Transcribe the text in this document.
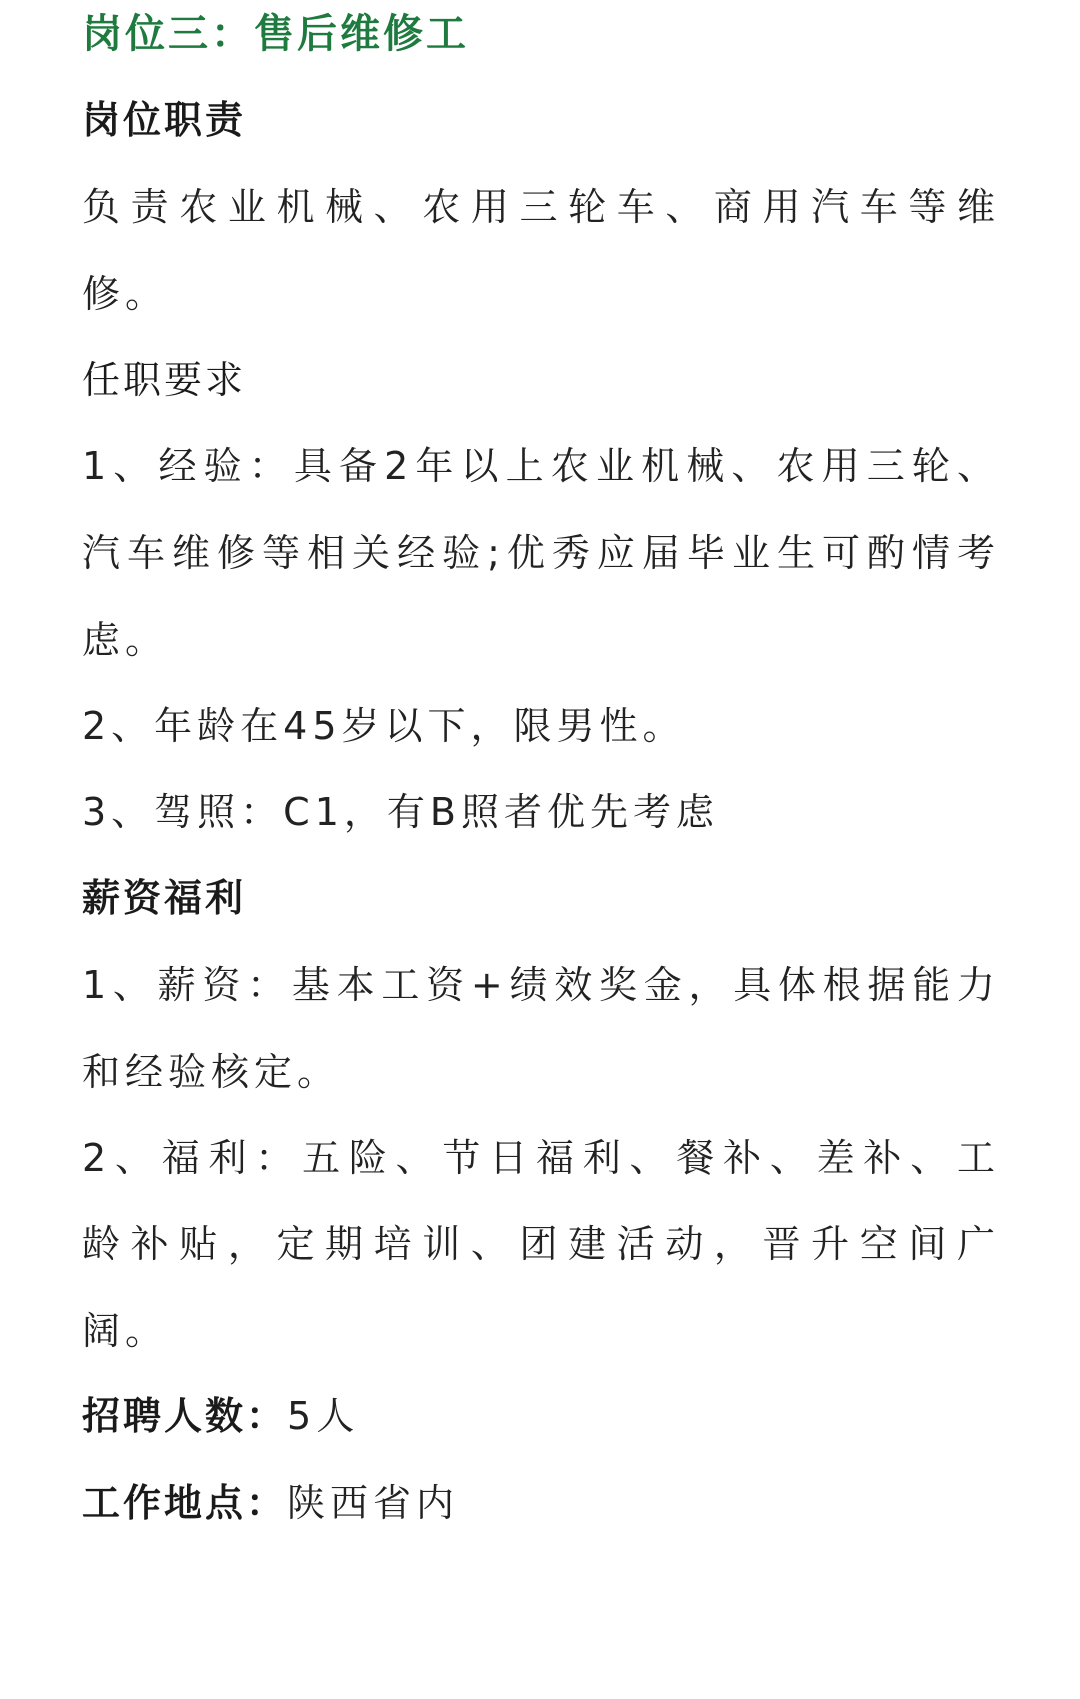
岗位三：售后维修工
岗位职责
负责农业机械、农用三轮车、商用汽车等维
修。
任职要求
1、经验：具备2年以上农业机械、农用三轮、
汽车维修等相关经验;优秀应届毕业生可酌情考
虑。
2、年龄在45岁以下，限男性。
3、驾照：C1，有B照者优先考虑
薪资福利
1、薪资：基本工资+绩效奖金，具体根据能力
和经验核定。
2、福利：五险、节日福利、餐补、差补、工
龄补贴，定期培训、团建活动，晋升空间广
阔。
招聘人数：5人
工作地点：陕西省内
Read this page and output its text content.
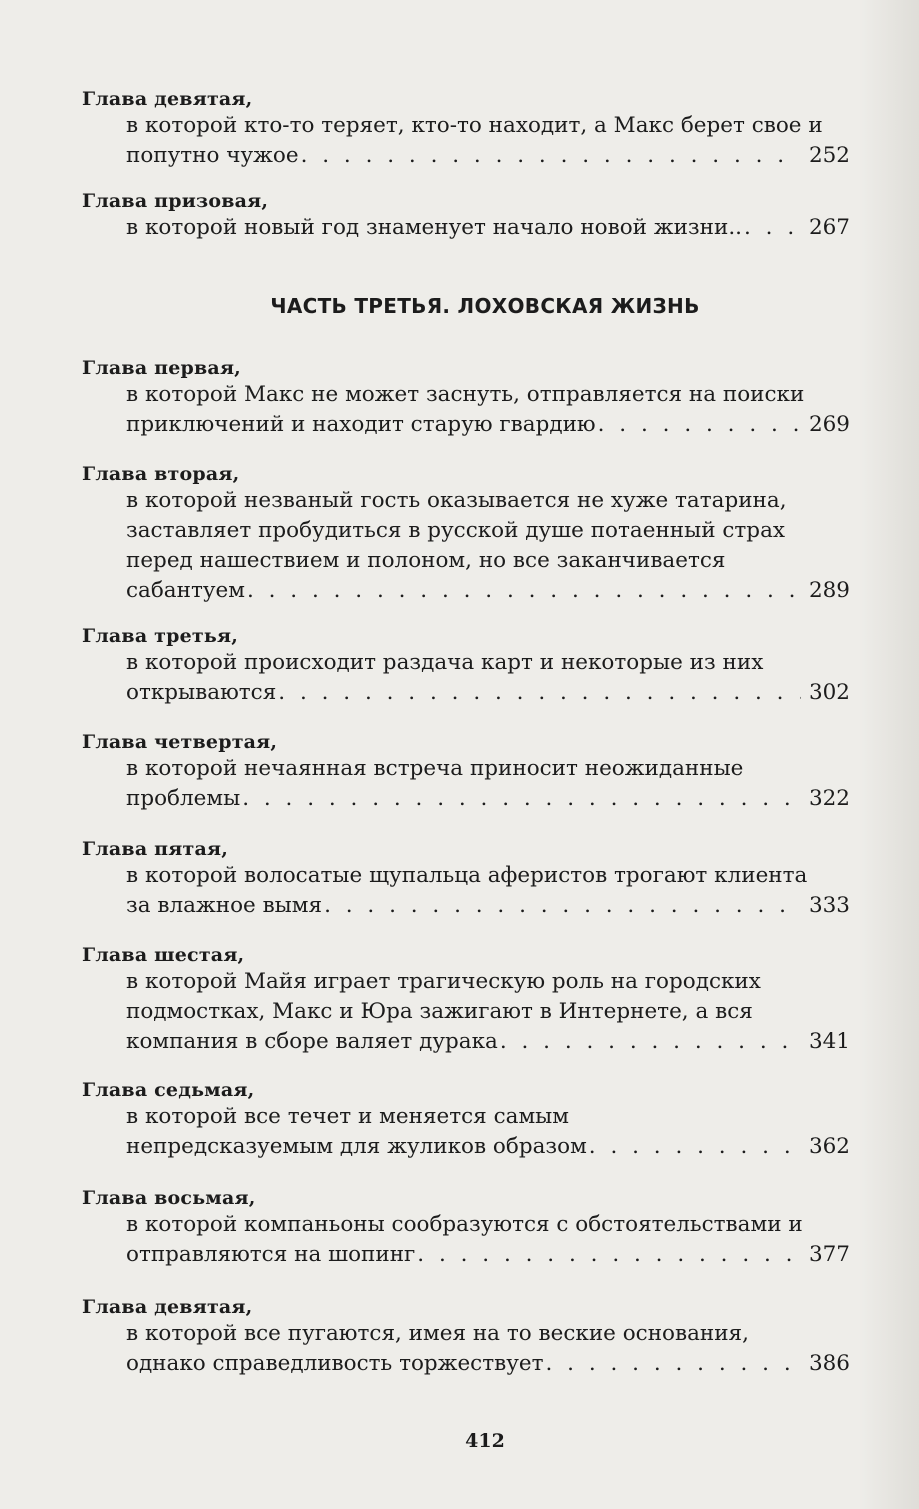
Глава девятая,
в которой кто-то теряет, кто-то находит, а Макс берет свое и
попутно чужое . . .	252
Глава призовая,
в которой новый год знаменует начало новой жизни.. . . .	267
Глава первая,
в которой Макс не может заснуть, отправляется на поиски
приключений и находит старую гвардию . . .	269
Глава вторая,
в которой незваный гость оказывается не хуже татарина,
заставляет пробудиться в русской душе потаенный страх
перед нашествием и полоном, но все заканчивается
сабантуем . . .	289
Глава третья,
в которой происходит раздача карт и некоторые из них
открываются . . .	302
Глава четвертая,
в которой нечаянная встреча приносит неожиданные
проблемы . . .	322
Глава пятая,
в которой волосатые щупальца аферистов трогают клиента
за влажное вымя . . .	333
Глава шестая,
в которой Майя играет трагическую роль на городских
подмостках, Макс и Юра зажигают в Интернете, а вся
компания в сборе валяет дурака . . .	341
Глава седьмая,
в которой все течет и меняется самым
непредсказуемым для жуликов образом . . .	362
Глава восьмая,
в которой компаньоны сообразуются с обстоятельствами и
отправляются на шопинг . . .	377
Глава девятая,
в которой все пугаются, имея на то веские основания,
однако справедливость торжествует . . .	386
ЧАСТЬ ТРЕТЬЯ. ЛОХОВСКАЯ ЖИЗНЬ
412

..............................

PROBLEM TO WORK ON » Report each line in the data that holds the word "находит".

PROBLEM SOLUTION »
в которой кто-то теряет, кто-то находит, а Макс берет свое и
приключений и находит старую гвардию . . .	269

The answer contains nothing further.